● EXERCISE MATERIAL:
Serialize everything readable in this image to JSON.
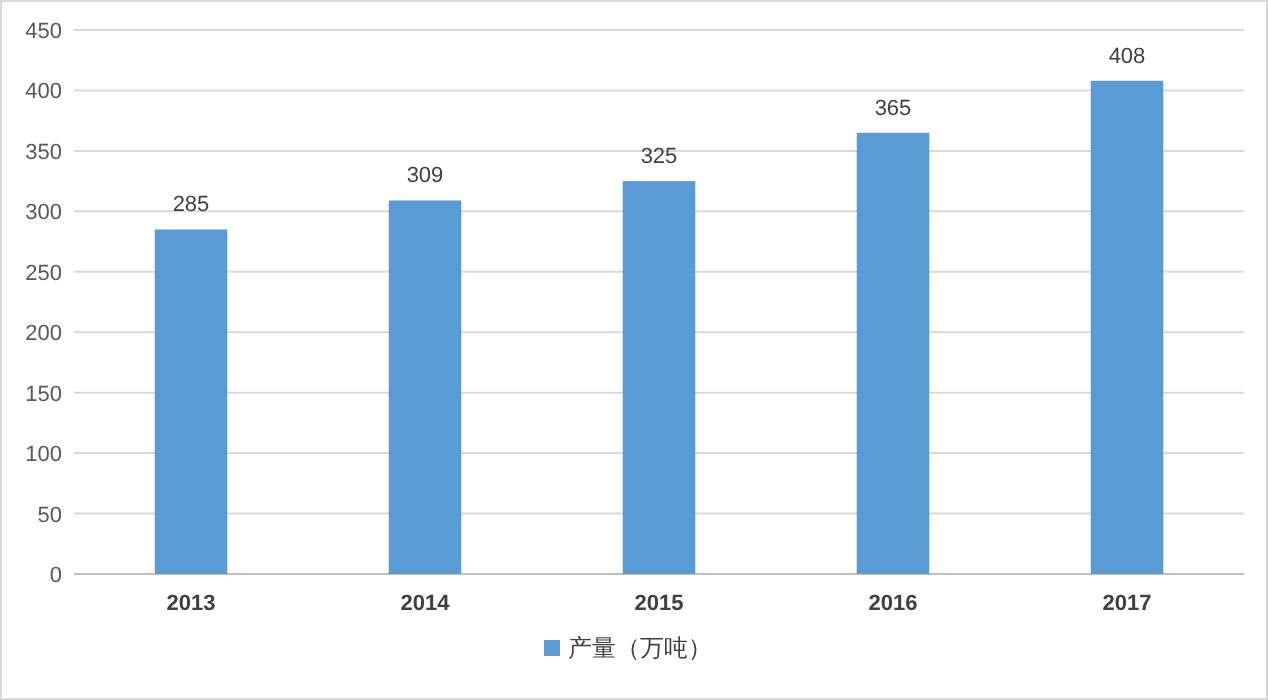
{
  "chart_data": {
    "type": "bar",
    "categories": [
      "2013",
      "2014",
      "2015",
      "2016",
      "2017"
    ],
    "series": [
      {
        "name": "产量（万吨）",
        "color": "#5b9bd5",
        "values": [
          285,
          309,
          325,
          365,
          408
        ]
      }
    ],
    "ylim": [
      0,
      450
    ],
    "yticks": [
      0,
      50,
      100,
      150,
      200,
      250,
      300,
      350,
      400,
      450
    ],
    "grid": "y",
    "legend": "bottom",
    "data_labels": true
  }
}
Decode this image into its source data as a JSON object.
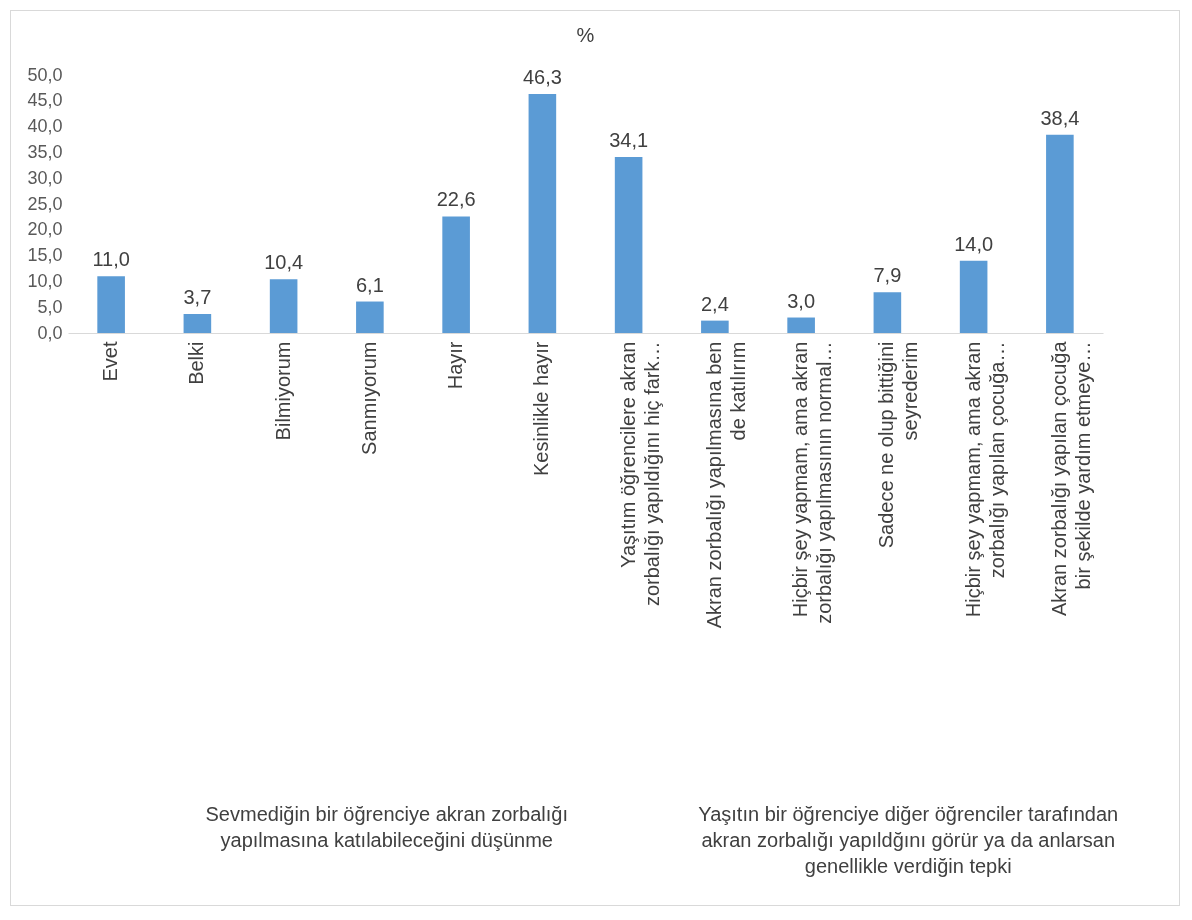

● DIRECTIONS FOR THIS TASK:
Output the data exactly. Pictures don't belong in the result.

● EXERCISE RESPONSE:
Serialize everything readable in this image to JSON.
{
  "chart_data": {
    "type": "bar",
    "categories": [
      "2013",
      "2014",
      "2015",
      "2016",
      "2017"
    ],
    "series": [
      {
        "name": "产量（万吨）",
        "color": "#5b9bd5",
        "values": [
          285,
          309,
          325,
          365,
          408
        ]
      }
    ],
    "ylim": [
      0,
      450
    ],
    "yticks": [
      0,
      50,
      100,
      150,
      200,
      250,
      300,
      350,
      400,
      450
    ],
    "grid": "y",
    "legend": "bottom",
    "data_labels": true
  }
}
Decode this image into its source data as a JSON object.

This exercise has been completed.